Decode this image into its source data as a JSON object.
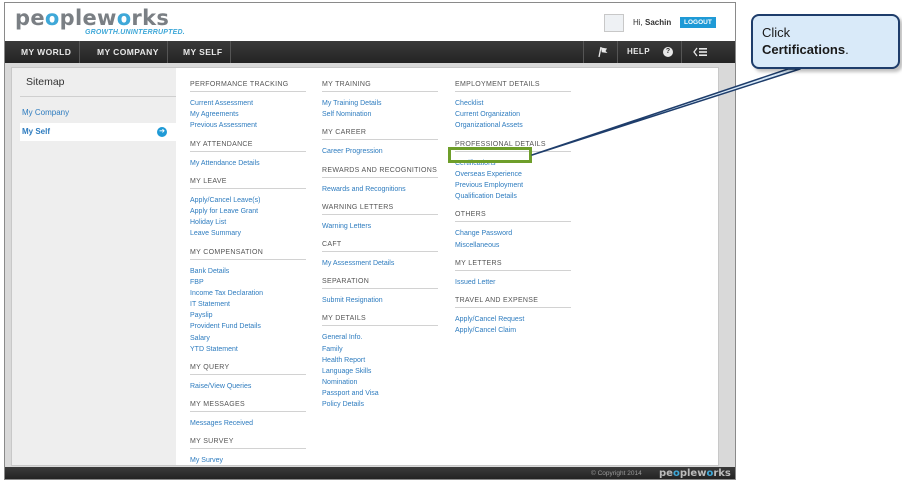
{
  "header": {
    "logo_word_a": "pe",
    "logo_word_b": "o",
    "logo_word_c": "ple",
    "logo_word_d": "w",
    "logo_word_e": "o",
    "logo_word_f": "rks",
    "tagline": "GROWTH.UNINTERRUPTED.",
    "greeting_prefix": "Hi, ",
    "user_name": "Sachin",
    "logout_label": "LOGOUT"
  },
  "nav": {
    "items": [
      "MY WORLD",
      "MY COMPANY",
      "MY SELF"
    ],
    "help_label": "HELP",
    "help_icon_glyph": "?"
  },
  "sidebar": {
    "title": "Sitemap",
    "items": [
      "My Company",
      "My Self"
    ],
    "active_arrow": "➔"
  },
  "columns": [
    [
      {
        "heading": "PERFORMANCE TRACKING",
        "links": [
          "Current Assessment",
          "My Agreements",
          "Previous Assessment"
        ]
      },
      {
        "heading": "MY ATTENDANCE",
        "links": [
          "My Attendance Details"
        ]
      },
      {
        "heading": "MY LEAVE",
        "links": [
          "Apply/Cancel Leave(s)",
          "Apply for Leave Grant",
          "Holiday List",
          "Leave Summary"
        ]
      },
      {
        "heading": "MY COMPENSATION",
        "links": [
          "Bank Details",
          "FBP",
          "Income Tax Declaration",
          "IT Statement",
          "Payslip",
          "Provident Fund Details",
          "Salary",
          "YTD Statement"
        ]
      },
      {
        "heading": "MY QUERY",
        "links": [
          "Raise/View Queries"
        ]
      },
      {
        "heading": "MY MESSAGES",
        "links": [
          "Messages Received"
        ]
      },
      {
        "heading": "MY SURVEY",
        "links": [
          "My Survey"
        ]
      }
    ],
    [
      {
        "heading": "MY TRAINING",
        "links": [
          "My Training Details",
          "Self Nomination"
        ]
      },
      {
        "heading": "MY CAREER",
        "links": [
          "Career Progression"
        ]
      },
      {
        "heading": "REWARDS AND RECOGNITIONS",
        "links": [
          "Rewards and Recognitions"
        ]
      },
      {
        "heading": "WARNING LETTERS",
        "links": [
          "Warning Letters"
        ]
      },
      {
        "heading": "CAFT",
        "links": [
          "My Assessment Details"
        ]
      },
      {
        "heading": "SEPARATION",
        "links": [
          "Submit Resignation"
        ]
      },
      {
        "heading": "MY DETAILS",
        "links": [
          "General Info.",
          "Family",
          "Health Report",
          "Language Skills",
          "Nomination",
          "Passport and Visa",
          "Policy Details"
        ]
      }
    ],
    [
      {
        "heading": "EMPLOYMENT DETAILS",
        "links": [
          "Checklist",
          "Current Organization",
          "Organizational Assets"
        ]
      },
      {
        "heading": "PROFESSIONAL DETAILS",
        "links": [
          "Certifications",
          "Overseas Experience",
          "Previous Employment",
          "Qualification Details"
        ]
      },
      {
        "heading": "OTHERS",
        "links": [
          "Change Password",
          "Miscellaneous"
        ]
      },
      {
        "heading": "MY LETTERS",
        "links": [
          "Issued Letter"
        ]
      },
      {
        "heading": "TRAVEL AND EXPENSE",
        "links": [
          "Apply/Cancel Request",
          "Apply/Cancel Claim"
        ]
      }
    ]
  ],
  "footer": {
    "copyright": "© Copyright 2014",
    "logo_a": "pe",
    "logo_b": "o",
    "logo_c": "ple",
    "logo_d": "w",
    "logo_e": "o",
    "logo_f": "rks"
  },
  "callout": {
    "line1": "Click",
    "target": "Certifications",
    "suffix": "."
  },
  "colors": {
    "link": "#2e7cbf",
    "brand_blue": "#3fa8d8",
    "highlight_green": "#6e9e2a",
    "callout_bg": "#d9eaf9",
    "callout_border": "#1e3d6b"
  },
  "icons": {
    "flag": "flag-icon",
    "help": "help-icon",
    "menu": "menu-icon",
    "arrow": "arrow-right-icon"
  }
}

++++++++++++++++++++

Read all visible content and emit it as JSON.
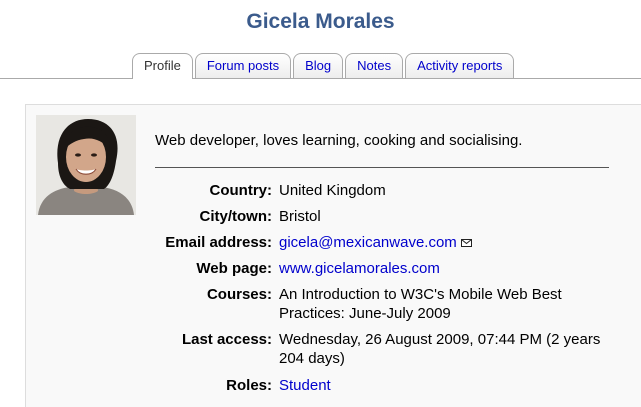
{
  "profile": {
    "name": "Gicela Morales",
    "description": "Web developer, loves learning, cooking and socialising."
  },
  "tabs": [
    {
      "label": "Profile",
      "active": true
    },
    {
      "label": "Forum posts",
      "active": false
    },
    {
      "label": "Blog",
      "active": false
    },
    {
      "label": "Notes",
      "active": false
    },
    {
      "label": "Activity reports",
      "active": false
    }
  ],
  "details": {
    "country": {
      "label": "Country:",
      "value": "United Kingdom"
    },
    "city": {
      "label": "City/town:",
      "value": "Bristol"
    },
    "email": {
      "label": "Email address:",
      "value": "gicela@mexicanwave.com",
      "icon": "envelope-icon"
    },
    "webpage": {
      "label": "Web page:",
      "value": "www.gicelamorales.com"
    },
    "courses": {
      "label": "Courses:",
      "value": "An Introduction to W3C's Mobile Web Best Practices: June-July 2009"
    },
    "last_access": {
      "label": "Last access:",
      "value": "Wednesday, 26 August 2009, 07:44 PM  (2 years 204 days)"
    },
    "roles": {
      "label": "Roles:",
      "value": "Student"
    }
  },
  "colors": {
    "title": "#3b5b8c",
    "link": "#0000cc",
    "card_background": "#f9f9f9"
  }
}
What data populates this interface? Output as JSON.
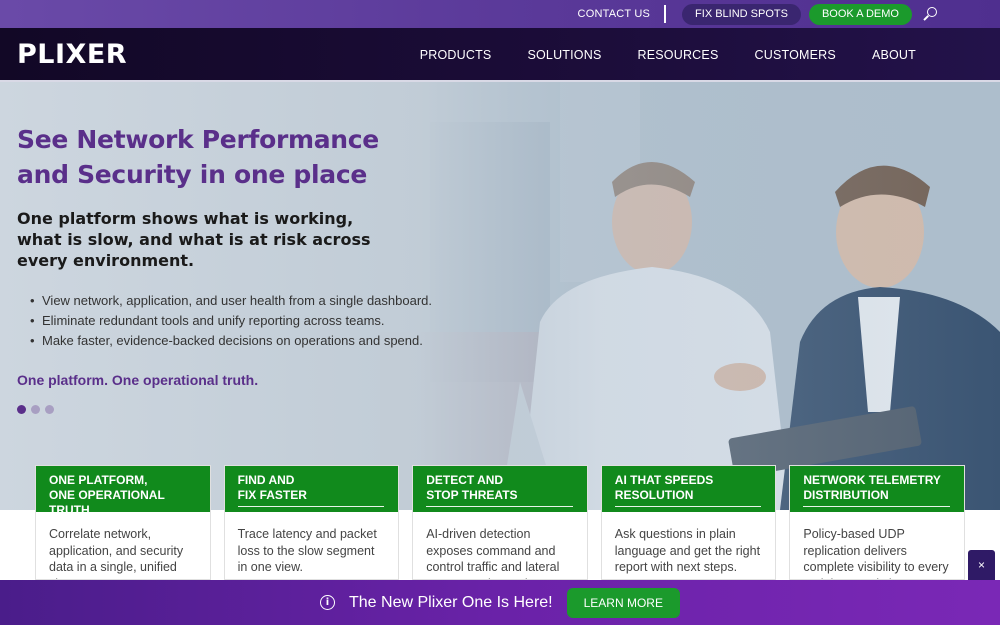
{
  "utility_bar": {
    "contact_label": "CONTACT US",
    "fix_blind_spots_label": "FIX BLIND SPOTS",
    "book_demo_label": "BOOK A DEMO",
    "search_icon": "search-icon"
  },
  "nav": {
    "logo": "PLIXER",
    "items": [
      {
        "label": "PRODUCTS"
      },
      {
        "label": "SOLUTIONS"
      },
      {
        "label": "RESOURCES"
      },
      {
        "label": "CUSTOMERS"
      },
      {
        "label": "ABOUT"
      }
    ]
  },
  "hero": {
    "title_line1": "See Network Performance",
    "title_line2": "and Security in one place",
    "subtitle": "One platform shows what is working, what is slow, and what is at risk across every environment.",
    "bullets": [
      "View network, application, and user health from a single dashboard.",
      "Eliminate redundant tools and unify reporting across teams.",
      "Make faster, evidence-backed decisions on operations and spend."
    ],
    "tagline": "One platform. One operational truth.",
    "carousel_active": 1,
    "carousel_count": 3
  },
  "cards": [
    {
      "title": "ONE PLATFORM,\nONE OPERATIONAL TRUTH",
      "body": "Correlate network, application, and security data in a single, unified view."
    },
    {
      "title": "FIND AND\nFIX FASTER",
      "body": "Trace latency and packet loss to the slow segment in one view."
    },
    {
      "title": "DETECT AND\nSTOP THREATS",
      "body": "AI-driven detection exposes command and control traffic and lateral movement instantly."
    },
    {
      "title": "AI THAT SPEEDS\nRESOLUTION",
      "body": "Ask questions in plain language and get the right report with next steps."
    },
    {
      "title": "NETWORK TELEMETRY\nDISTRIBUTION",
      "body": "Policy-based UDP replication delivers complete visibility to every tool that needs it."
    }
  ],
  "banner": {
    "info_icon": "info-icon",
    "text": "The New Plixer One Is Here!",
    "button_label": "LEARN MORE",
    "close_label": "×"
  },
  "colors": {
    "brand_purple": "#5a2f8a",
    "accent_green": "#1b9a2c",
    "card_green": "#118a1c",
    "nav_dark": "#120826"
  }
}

++++++++++++++++++++

● Aim: Copy each line of the listing that holds the word "every".

● Solution for this task:
    "subtitle": "One platform shows what is working, what is slow, and what is at risk across every environment.",
      "body": "Policy-based UDP replication delivers complete visibility to every tool that needs it."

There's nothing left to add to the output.